## Begin
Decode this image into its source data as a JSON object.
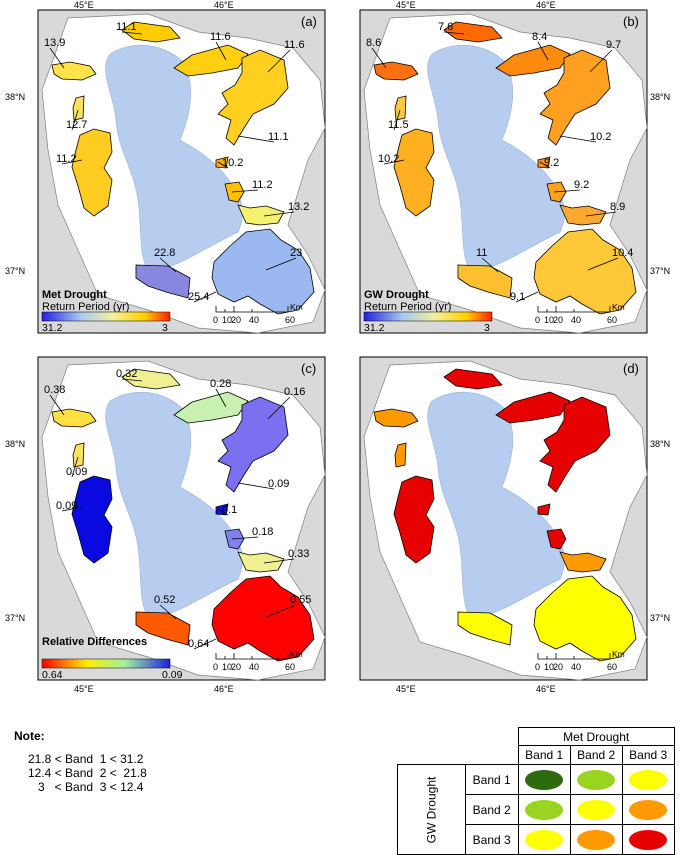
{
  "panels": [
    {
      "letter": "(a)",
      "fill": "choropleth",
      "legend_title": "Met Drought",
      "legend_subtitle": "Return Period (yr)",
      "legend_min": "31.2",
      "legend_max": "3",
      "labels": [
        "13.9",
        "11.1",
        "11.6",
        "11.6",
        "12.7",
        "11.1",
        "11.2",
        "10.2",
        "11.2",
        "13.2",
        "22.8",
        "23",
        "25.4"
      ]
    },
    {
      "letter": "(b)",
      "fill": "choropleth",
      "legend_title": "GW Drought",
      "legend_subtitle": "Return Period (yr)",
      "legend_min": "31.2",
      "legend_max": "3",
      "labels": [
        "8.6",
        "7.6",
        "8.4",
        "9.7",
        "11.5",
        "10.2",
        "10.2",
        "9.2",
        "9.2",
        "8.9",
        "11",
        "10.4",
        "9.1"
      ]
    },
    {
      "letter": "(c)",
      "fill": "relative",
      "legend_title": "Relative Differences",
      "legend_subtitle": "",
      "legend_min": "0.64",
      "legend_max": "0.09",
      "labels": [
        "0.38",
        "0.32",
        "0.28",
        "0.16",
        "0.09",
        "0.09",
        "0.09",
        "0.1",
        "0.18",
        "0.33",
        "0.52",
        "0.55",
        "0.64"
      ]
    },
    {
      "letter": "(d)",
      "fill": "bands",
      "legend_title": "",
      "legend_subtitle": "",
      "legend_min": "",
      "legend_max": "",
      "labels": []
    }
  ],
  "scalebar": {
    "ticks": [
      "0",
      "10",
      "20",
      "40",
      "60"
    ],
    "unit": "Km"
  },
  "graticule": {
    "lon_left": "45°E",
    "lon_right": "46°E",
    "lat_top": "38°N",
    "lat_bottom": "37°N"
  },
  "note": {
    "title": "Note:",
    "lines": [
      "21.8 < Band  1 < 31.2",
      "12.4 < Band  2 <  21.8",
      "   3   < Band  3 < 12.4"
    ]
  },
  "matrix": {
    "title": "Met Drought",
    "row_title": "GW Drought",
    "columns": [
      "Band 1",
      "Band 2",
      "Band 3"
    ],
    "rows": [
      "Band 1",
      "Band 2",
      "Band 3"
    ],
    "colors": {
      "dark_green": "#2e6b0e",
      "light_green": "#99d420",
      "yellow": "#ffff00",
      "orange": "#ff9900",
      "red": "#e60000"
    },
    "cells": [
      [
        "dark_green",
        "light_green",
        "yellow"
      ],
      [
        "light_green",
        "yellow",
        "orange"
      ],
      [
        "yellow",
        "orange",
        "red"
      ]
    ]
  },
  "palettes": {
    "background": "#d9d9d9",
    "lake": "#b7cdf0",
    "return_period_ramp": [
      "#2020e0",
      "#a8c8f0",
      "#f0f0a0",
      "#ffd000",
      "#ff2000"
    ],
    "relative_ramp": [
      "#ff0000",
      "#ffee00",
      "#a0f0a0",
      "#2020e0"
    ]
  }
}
## End
Write down every line of the data above that includes the string "yellow".

      "yellow": "#ffff00",
        "yellow"
        "yellow",
        "yellow",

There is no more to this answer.